Records about charts and figures:
******

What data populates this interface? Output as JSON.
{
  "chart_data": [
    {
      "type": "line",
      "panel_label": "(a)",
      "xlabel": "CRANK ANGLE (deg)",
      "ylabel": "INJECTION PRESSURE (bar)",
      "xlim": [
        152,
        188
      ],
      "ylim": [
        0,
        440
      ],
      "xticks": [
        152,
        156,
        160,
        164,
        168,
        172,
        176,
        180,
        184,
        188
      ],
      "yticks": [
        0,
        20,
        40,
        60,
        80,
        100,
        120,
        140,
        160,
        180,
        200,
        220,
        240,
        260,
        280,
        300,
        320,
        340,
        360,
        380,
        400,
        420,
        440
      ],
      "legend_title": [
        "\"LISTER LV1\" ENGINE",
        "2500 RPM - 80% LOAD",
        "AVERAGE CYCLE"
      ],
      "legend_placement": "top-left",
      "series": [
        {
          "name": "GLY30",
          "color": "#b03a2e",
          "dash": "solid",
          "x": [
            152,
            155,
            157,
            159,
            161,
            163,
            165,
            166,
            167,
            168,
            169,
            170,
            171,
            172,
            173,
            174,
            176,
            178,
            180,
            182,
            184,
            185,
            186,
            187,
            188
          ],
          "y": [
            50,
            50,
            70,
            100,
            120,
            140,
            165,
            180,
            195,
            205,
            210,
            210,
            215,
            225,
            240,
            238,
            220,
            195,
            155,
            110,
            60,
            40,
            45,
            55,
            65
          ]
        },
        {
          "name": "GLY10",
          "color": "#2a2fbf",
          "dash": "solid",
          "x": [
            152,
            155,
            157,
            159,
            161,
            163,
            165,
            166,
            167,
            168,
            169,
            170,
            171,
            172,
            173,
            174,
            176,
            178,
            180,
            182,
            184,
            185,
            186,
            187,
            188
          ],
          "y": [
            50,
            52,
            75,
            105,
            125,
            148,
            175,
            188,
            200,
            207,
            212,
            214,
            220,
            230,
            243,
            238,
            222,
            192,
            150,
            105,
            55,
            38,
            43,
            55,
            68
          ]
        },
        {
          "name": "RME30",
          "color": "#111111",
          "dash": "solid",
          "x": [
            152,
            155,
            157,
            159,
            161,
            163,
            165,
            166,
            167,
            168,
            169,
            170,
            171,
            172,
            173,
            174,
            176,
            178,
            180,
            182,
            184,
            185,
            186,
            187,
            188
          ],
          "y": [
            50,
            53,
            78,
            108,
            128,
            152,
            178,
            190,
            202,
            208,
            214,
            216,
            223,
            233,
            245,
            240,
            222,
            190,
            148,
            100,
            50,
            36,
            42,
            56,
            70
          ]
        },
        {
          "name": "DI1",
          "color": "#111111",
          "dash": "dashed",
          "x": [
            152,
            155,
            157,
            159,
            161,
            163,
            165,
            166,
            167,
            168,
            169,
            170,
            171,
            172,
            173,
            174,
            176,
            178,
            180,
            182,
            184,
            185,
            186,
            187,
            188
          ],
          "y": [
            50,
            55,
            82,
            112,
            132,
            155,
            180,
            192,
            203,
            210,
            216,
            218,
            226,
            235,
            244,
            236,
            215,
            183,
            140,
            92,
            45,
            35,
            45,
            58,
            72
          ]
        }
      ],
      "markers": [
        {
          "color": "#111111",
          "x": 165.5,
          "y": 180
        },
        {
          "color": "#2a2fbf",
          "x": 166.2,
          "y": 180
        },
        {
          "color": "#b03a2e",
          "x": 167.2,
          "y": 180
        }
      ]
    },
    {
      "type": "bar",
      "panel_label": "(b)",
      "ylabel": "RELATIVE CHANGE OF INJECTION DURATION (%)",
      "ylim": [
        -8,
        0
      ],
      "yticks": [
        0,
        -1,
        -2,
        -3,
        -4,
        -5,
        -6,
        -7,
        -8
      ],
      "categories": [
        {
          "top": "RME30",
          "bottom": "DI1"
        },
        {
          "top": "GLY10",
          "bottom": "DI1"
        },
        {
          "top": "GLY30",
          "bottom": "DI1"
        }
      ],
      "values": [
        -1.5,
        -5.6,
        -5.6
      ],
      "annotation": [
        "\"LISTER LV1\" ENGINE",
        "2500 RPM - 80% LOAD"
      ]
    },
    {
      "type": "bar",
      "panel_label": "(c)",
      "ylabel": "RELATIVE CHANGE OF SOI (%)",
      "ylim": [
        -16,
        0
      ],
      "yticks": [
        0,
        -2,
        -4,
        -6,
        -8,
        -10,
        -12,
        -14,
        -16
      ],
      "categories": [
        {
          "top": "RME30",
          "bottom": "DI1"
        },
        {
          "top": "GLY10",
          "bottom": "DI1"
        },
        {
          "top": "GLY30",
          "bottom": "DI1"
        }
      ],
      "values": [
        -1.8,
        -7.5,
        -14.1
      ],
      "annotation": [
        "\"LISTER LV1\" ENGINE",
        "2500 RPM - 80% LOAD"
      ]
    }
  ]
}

******

Aim ▸
Your task is to output the full set of records exactly as presented.

Finished answer ▸
What data populates this interface? Output as JSON.
{
  "chart_data": [
    {
      "type": "line",
      "panel_label": "(a)",
      "xlabel": "CRANK ANGLE (deg)",
      "ylabel": "INJECTION PRESSURE (bar)",
      "xlim": [
        152,
        188
      ],
      "ylim": [
        0,
        440
      ],
      "xticks": [
        152,
        156,
        160,
        164,
        168,
        172,
        176,
        180,
        184,
        188
      ],
      "yticks": [
        0,
        20,
        40,
        60,
        80,
        100,
        120,
        140,
        160,
        180,
        200,
        220,
        240,
        260,
        280,
        300,
        320,
        340,
        360,
        380,
        400,
        420,
        440
      ],
      "legend_title": [
        "\"LISTER LV1\" ENGINE",
        "2500 RPM - 80% LOAD",
        "AVERAGE CYCLE"
      ],
      "legend_placement": "top-left",
      "series": [
        {
          "name": "GLY30",
          "color": "#b03a2e",
          "dash": "solid",
          "x": [
            152,
            155,
            157,
            159,
            161,
            163,
            165,
            166,
            167,
            168,
            169,
            170,
            171,
            172,
            173,
            174,
            176,
            178,
            180,
            182,
            184,
            185,
            186,
            187,
            188
          ],
          "y": [
            50,
            50,
            70,
            100,
            120,
            140,
            165,
            180,
            195,
            205,
            210,
            210,
            215,
            225,
            240,
            238,
            220,
            195,
            155,
            110,
            60,
            40,
            45,
            55,
            65
          ]
        },
        {
          "name": "GLY10",
          "color": "#2a2fbf",
          "dash": "solid",
          "x": [
            152,
            155,
            157,
            159,
            161,
            163,
            165,
            166,
            167,
            168,
            169,
            170,
            171,
            172,
            173,
            174,
            176,
            178,
            180,
            182,
            184,
            185,
            186,
            187,
            188
          ],
          "y": [
            50,
            52,
            75,
            105,
            125,
            148,
            175,
            188,
            200,
            207,
            212,
            214,
            220,
            230,
            243,
            238,
            222,
            192,
            150,
            105,
            55,
            38,
            43,
            55,
            68
          ]
        },
        {
          "name": "RME30",
          "color": "#111111",
          "dash": "solid",
          "x": [
            152,
            155,
            157,
            159,
            161,
            163,
            165,
            166,
            167,
            168,
            169,
            170,
            171,
            172,
            173,
            174,
            176,
            178,
            180,
            182,
            184,
            185,
            186,
            187,
            188
          ],
          "y": [
            50,
            53,
            78,
            108,
            128,
            152,
            178,
            190,
            202,
            208,
            214,
            216,
            223,
            233,
            245,
            240,
            222,
            190,
            148,
            100,
            50,
            36,
            42,
            56,
            70
          ]
        },
        {
          "name": "DI1",
          "color": "#111111",
          "dash": "dashed",
          "x": [
            152,
            155,
            157,
            159,
            161,
            163,
            165,
            166,
            167,
            168,
            169,
            170,
            171,
            172,
            173,
            174,
            176,
            178,
            180,
            182,
            184,
            185,
            186,
            187,
            188
          ],
          "y": [
            50,
            55,
            82,
            112,
            132,
            155,
            180,
            192,
            203,
            210,
            216,
            218,
            226,
            235,
            244,
            236,
            215,
            183,
            140,
            92,
            45,
            35,
            45,
            58,
            72
          ]
        }
      ],
      "markers": [
        {
          "color": "#111111",
          "x": 165.5,
          "y": 180
        },
        {
          "color": "#2a2fbf",
          "x": 166.2,
          "y": 180
        },
        {
          "color": "#b03a2e",
          "x": 167.2,
          "y": 180
        }
      ]
    },
    {
      "type": "bar",
      "panel_label": "(b)",
      "ylabel": "RELATIVE CHANGE OF INJECTION DURATION (%)",
      "ylim": [
        -8,
        0
      ],
      "yticks": [
        0,
        -1,
        -2,
        -3,
        -4,
        -5,
        -6,
        -7,
        -8
      ],
      "categories": [
        {
          "top": "RME30",
          "bottom": "DI1"
        },
        {
          "top": "GLY10",
          "bottom": "DI1"
        },
        {
          "top": "GLY30",
          "bottom": "DI1"
        }
      ],
      "values": [
        -1.5,
        -5.6,
        -5.6
      ],
      "annotation": [
        "\"LISTER LV1\" ENGINE",
        "2500 RPM - 80% LOAD"
      ]
    },
    {
      "type": "bar",
      "panel_label": "(c)",
      "ylabel": "RELATIVE CHANGE OF SOI (%)",
      "ylim": [
        -16,
        0
      ],
      "yticks": [
        0,
        -2,
        -4,
        -6,
        -8,
        -10,
        -12,
        -14,
        -16
      ],
      "categories": [
        {
          "top": "RME30",
          "bottom": "DI1"
        },
        {
          "top": "GLY10",
          "bottom": "DI1"
        },
        {
          "top": "GLY30",
          "bottom": "DI1"
        }
      ],
      "values": [
        -1.8,
        -7.5,
        -14.1
      ],
      "annotation": [
        "\"LISTER LV1\" ENGINE",
        "2500 RPM - 80% LOAD"
      ]
    }
  ]
}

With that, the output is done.